** Task to complete **
Read the records and gather each line that includes "purchases".

** Source data **
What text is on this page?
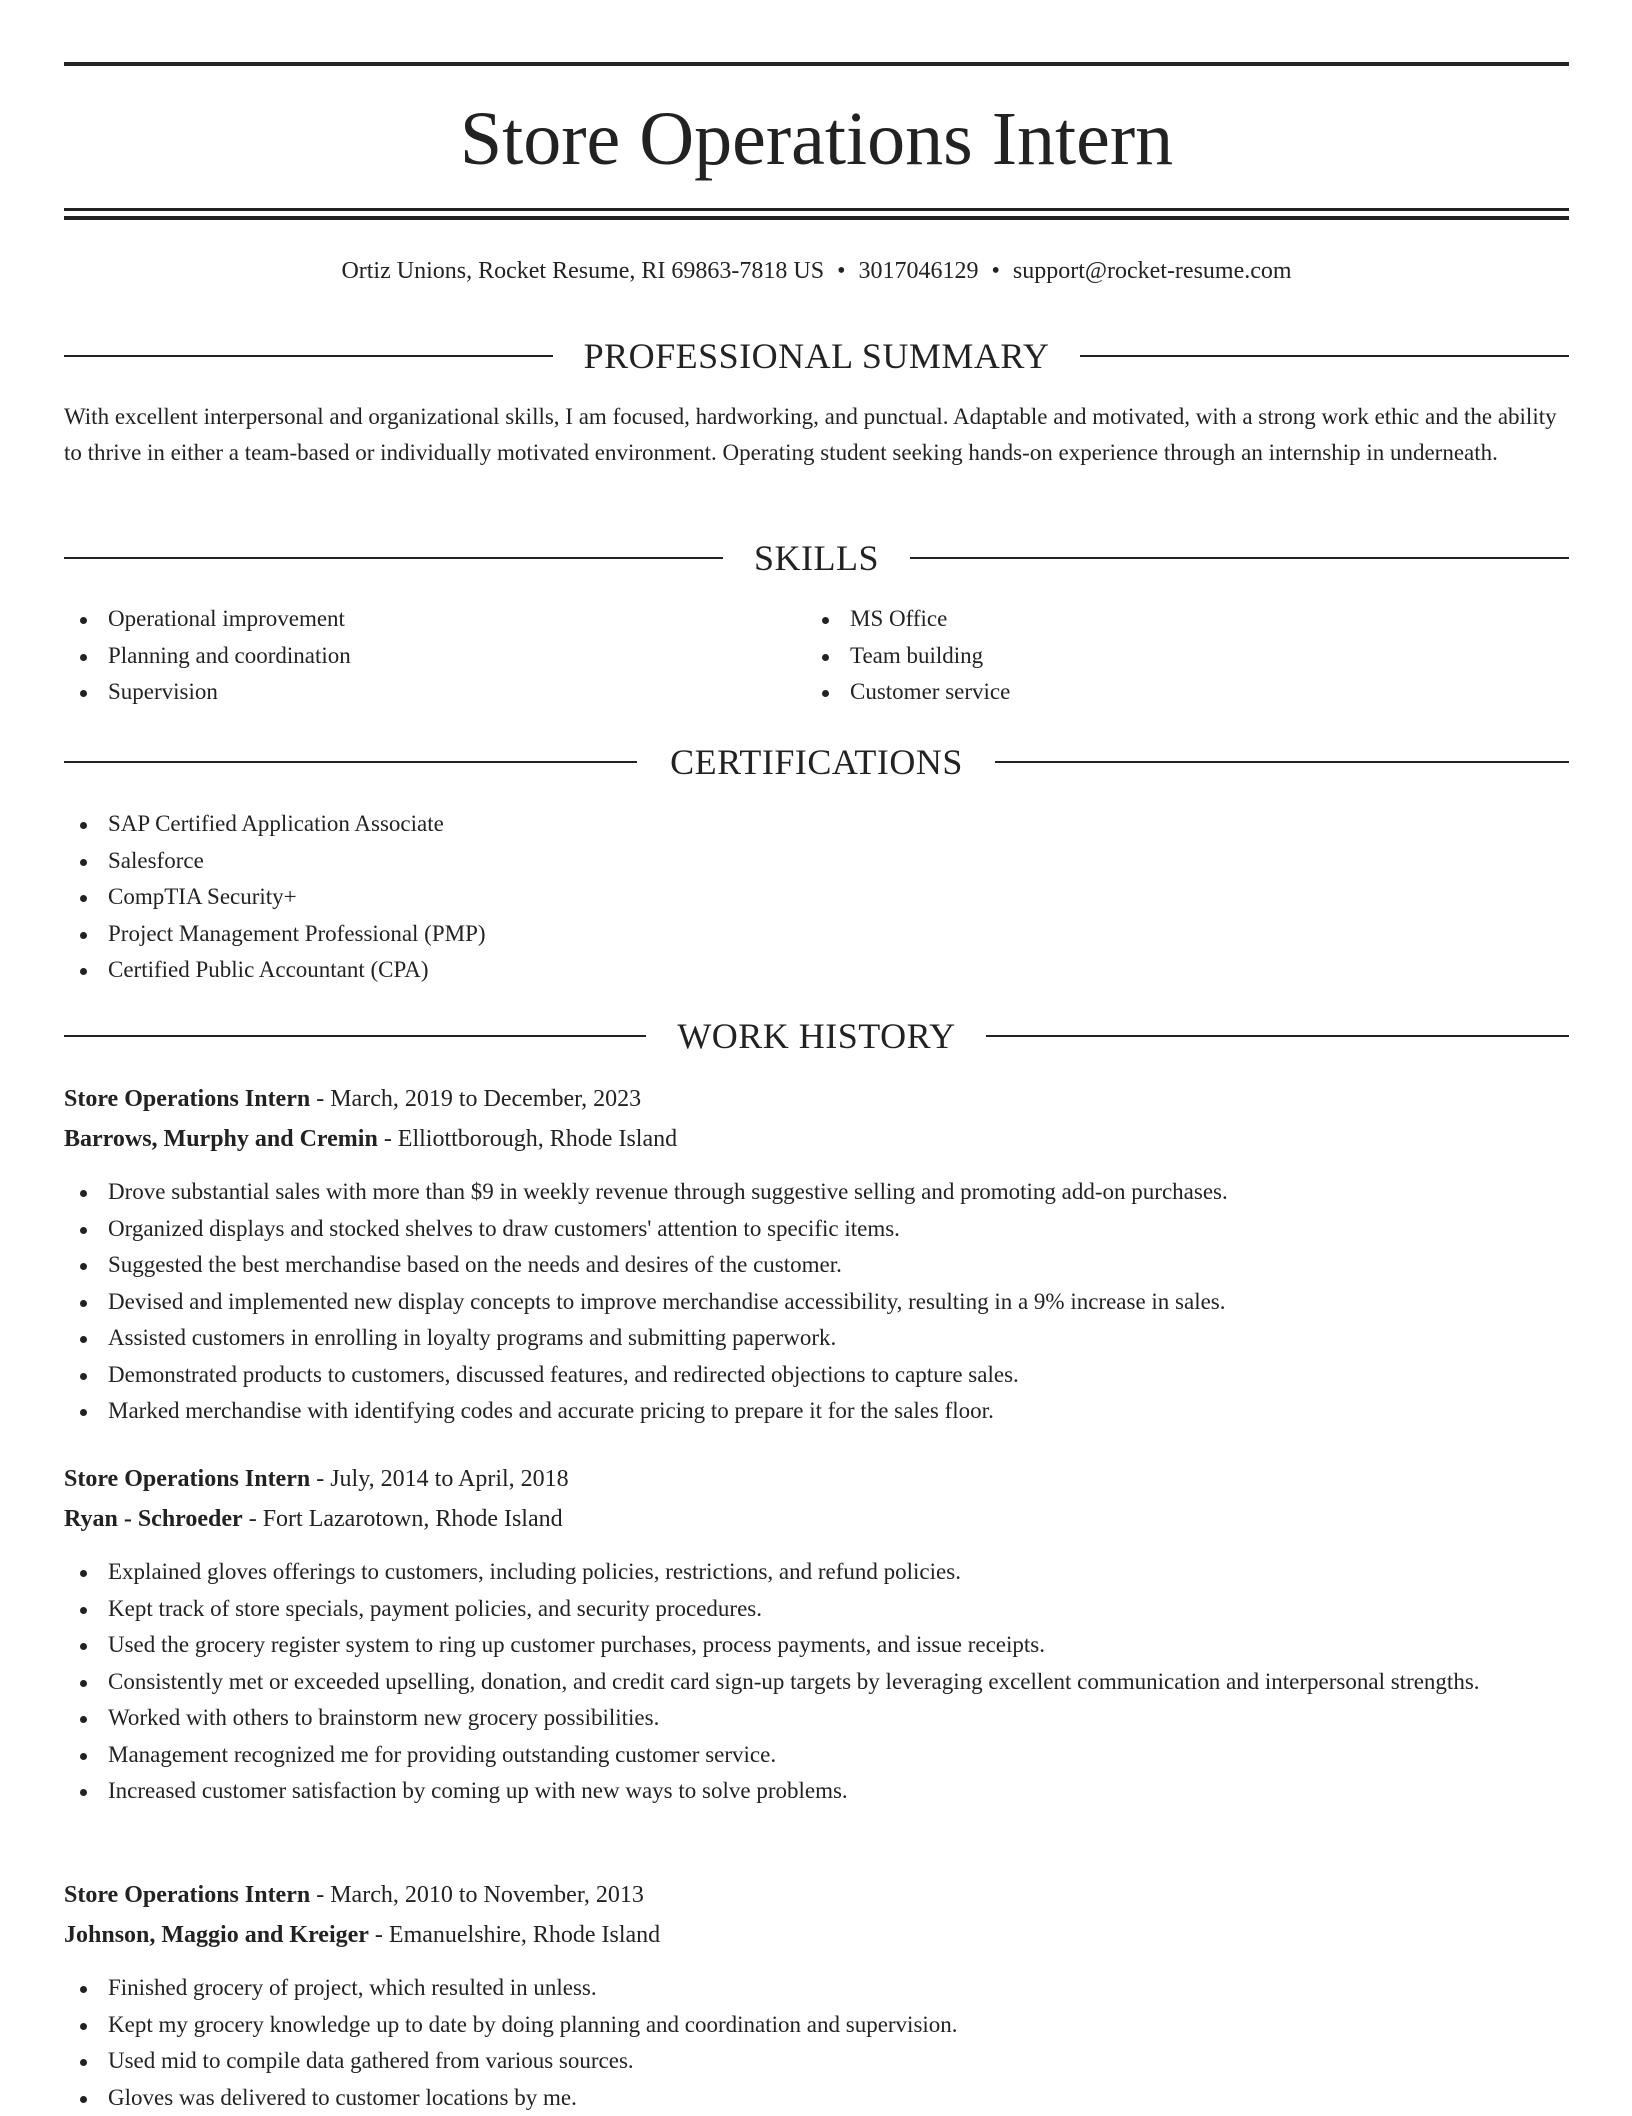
Store Operations Intern
Ortiz Unions, Rocket Resume, RI 69863-7818 US • 3017046129 • support@rocket-resume.com
PROFESSIONAL SUMMARY

With excellent interpersonal and organizational skills, I am focused, hardworking, and punctual. Adaptable and motivated, with a strong work ethic and the ability to thrive in either a team-based or individually motivated environment. Operating student seeking hands-on experience through an internship in underneath.

SKILLS
Operational improvement
Planning and coordination
Supervision
MS Office
Team building
Customer service
CERTIFICATIONS
SAP Certified Application Associate
Salesforce
CompTIA Security+
Project Management Professional (PMP)
Certified Public Accountant (CPA)
WORK HISTORY
Store Operations Intern - March, 2019 to December, 2023
Barrows, Murphy and Cremin - Elliottborough, Rhode Island
Drove substantial sales with more than $9 in weekly revenue through suggestive selling and promoting add-on purchases.
Organized displays and stocked shelves to draw customers' attention to specific items.
Suggested the best merchandise based on the needs and desires of the customer.
Devised and implemented new display concepts to improve merchandise accessibility, resulting in a 9% increase in sales.
Assisted customers in enrolling in loyalty programs and submitting paperwork.
Demonstrated products to customers, discussed features, and redirected objections to capture sales.
Marked merchandise with identifying codes and accurate pricing to prepare it for the sales floor.
Store Operations Intern - July, 2014 to April, 2018
Ryan - Schroeder - Fort Lazarotown, Rhode Island
Explained gloves offerings to customers, including policies, restrictions, and refund policies.
Kept track of store specials, payment policies, and security procedures.
Used the grocery register system to ring up customer purchases, process payments, and issue receipts.
Consistently met or exceeded upselling, donation, and credit card sign-up targets by leveraging excellent communication and interpersonal strengths.
Worked with others to brainstorm new grocery possibilities.
Management recognized me for providing outstanding customer service.
Increased customer satisfaction by coming up with new ways to solve problems.
Store Operations Intern - March, 2010 to November, 2013
Johnson, Maggio and Kreiger - Emanuelshire, Rhode Island
Finished grocery of project, which resulted in unless.
Kept my grocery knowledge up to date by doing planning and coordination and supervision.
Used mid to compile data gathered from various sources.
Gloves was delivered to customer locations by me.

** Answer to the exercise **
Drove substantial sales with more than $9 in weekly revenue through suggestive selling and promoting add-on purchases.
Used the grocery register system to ring up customer purchases, process payments, and issue receipts.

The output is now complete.